Dataset items
START

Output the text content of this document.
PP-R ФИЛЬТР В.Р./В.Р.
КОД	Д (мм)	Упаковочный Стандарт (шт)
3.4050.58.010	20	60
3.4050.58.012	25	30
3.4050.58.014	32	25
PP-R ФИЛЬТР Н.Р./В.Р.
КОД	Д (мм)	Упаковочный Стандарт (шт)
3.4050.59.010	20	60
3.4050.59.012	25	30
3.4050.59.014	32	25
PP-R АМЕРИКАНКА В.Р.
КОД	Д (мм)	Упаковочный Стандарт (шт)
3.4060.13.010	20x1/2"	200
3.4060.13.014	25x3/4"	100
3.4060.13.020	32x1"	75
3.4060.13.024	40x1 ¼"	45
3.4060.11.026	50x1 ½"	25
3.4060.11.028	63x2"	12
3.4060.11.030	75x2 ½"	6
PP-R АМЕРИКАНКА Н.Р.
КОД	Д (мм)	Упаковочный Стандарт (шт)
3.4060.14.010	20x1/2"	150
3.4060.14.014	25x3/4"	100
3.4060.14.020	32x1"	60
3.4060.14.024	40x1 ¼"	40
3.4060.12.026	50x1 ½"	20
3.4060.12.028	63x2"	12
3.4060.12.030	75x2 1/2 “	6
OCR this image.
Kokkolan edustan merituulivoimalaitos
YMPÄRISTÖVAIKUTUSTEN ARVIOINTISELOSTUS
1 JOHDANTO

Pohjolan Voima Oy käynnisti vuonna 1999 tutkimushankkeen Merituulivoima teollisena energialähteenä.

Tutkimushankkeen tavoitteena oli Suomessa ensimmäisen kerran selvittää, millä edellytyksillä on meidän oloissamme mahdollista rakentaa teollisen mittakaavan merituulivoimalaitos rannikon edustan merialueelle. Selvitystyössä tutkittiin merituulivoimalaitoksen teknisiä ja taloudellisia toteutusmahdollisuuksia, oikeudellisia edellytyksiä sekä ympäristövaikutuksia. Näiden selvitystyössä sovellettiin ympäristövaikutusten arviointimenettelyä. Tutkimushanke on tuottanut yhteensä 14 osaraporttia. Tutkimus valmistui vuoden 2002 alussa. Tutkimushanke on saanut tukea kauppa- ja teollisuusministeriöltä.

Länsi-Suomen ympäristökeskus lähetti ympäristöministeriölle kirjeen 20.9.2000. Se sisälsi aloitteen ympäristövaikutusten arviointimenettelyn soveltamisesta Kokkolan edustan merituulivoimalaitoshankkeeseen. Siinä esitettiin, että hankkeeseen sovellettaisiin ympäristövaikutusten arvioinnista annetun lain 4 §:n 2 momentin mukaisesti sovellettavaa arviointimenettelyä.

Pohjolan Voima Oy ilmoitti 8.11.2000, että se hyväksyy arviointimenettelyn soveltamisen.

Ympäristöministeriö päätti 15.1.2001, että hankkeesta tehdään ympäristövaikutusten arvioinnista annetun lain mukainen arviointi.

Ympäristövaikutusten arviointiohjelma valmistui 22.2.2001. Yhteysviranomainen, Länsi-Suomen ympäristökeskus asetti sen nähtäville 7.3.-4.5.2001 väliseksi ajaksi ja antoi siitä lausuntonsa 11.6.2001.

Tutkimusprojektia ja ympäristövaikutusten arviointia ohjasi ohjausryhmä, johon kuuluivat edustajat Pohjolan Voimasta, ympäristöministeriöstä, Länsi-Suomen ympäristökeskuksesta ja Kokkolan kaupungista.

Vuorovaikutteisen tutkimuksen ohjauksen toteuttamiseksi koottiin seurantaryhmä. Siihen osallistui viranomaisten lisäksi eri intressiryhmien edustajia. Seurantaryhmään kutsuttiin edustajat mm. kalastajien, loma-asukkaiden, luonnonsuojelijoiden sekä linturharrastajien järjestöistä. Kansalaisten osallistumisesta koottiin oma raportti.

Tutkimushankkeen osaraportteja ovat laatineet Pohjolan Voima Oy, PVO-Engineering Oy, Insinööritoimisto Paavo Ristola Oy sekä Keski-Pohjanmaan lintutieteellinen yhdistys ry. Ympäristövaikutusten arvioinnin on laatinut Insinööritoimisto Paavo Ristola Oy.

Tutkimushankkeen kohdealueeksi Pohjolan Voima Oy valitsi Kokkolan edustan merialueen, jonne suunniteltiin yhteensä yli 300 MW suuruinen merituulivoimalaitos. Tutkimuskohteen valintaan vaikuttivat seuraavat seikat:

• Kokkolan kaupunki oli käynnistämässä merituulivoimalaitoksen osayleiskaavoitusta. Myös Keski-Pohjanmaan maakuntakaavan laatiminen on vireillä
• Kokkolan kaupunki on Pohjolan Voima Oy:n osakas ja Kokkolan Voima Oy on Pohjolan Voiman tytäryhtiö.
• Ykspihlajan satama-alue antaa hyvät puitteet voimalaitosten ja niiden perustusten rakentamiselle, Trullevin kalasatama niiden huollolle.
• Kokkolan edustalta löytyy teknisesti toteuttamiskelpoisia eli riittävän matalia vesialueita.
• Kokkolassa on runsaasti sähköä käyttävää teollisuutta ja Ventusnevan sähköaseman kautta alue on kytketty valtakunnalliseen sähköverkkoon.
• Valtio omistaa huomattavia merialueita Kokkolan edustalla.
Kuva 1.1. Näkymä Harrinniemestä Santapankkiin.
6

END

The request: Give all the records again. Match them exactly.

Correct answer:
Output the text content of this document.
PP-R ФИЛЬТР В.Р./В.Р.
КОД	Д (мм)	Упаковочный Стандарт (шт)
3.4050.58.010	20	60
3.4050.58.012	25	30
3.4050.58.014	32	25
PP-R ФИЛЬТР Н.Р./В.Р.
КОД	Д (мм)	Упаковочный Стандарт (шт)
3.4050.59.010	20	60
3.4050.59.012	25	30
3.4050.59.014	32	25
PP-R АМЕРИКАНКА В.Р.
КОД	Д (мм)	Упаковочный Стандарт (шт)
3.4060.13.010	20x1/2"	200
3.4060.13.014	25x3/4"	100
3.4060.13.020	32x1"	75
3.4060.13.024	40x1 ¼"	45
3.4060.11.026	50x1 ½"	25
3.4060.11.028	63x2"	12
3.4060.11.030	75x2 ½"	6
PP-R АМЕРИКАНКА Н.Р.
КОД	Д (мм)	Упаковочный Стандарт (шт)
3.4060.14.010	20x1/2"	150
3.4060.14.014	25x3/4"	100
3.4060.14.020	32x1"	60
3.4060.14.024	40x1 ¼"	40
3.4060.12.026	50x1 ½"	20
3.4060.12.028	63x2"	12
3.4060.12.030	75x2 1/2 “	6
OCR this image.
Kokkolan edustan merituulivoimalaitos
YMPÄRISTÖVAIKUTUSTEN ARVIOINTISELOSTUS
1 JOHDANTO

Pohjolan Voima Oy käynnisti vuonna 1999 tutkimushankkeen Merituulivoima teollisena energialähteenä.

Tutkimushankkeen tavoitteena oli Suomessa ensimmäisen kerran selvittää, millä edellytyksillä on meidän oloissamme mahdollista rakentaa teollisen mittakaavan merituulivoimalaitos rannikon edustan merialueelle. Selvitystyössä tutkittiin merituulivoimalaitoksen teknisiä ja taloudellisia toteutusmahdollisuuksia, oikeudellisia edellytyksiä sekä ympäristövaikutuksia. Näiden selvitystyössä sovellettiin ympäristövaikutusten arviointimenettelyä. Tutkimushanke on tuottanut yhteensä 14 osaraporttia. Tutkimus valmistui vuoden 2002 alussa. Tutkimushanke on saanut tukea kauppa- ja teollisuusministeriöltä.

Länsi-Suomen ympäristökeskus lähetti ympäristöministeriölle kirjeen 20.9.2000. Se sisälsi aloitteen ympäristövaikutusten arviointimenettelyn soveltamisesta Kokkolan edustan merituulivoimalaitoshankkeeseen. Siinä esitettiin, että hankkeeseen sovellettaisiin ympäristövaikutusten arvioinnista annetun lain 4 §:n 2 momentin mukaisesti sovellettavaa arviointimenettelyä.

Pohjolan Voima Oy ilmoitti 8.11.2000, että se hyväksyy arviointimenettelyn soveltamisen.

Ympäristöministeriö päätti 15.1.2001, että hankkeesta tehdään ympäristövaikutusten arvioinnista annetun lain mukainen arviointi.

Ympäristövaikutusten arviointiohjelma valmistui 22.2.2001. Yhteysviranomainen, Länsi-Suomen ympäristökeskus asetti sen nähtäville 7.3.-4.5.2001 väliseksi ajaksi ja antoi siitä lausuntonsa 11.6.2001.

Tutkimusprojektia ja ympäristövaikutusten arviointia ohjasi ohjausryhmä, johon kuuluivat edustajat Pohjolan Voimasta, ympäristöministeriöstä, Länsi-Suomen ympäristökeskuksesta ja Kokkolan kaupungista.

Vuorovaikutteisen tutkimuksen ohjauksen toteuttamiseksi koottiin seurantaryhmä. Siihen osallistui viranomaisten lisäksi eri intressiryhmien edustajia. Seurantaryhmään kutsuttiin edustajat mm. kalastajien, loma-asukkaiden, luonnonsuojelijoiden sekä linturharrastajien järjestöistä. Kansalaisten osallistumisesta koottiin oma raportti.

Tutkimushankkeen osaraportteja ovat laatineet Pohjolan Voima Oy, PVO-Engineering Oy, Insinööritoimisto Paavo Ristola Oy sekä Keski-Pohjanmaan lintutieteellinen yhdistys ry. Ympäristövaikutusten arvioinnin on laatinut Insinööritoimisto Paavo Ristola Oy.

Tutkimushankkeen kohdealueeksi Pohjolan Voima Oy valitsi Kokkolan edustan merialueen, jonne suunniteltiin yhteensä yli 300 MW suuruinen merituulivoimalaitos. Tutkimuskohteen valintaan vaikuttivat seuraavat seikat:

• Kokkolan kaupunki oli käynnistämässä merituulivoimalaitoksen osayleiskaavoitusta. Myös Keski-Pohjanmaan maakuntakaavan laatiminen on vireillä
• Kokkolan kaupunki on Pohjolan Voima Oy:n osakas ja Kokkolan Voima Oy on Pohjolan Voiman tytäryhtiö.
• Ykspihlajan satama-alue antaa hyvät puitteet voimalaitosten ja niiden perustusten rakentamiselle, Trullevin kalasatama niiden huollolle.
• Kokkolan edustalta löytyy teknisesti toteuttamiskelpoisia eli riittävän matalia vesialueita.
• Kokkolassa on runsaasti sähköä käyttävää teollisuutta ja Ventusnevan sähköaseman kautta alue on kytketty valtakunnalliseen sähköverkkoon.
• Valtio omistaa huomattavia merialueita Kokkolan edustalla.
Kuva 1.1. Näkymä Harrinniemestä Santapankkiin.
6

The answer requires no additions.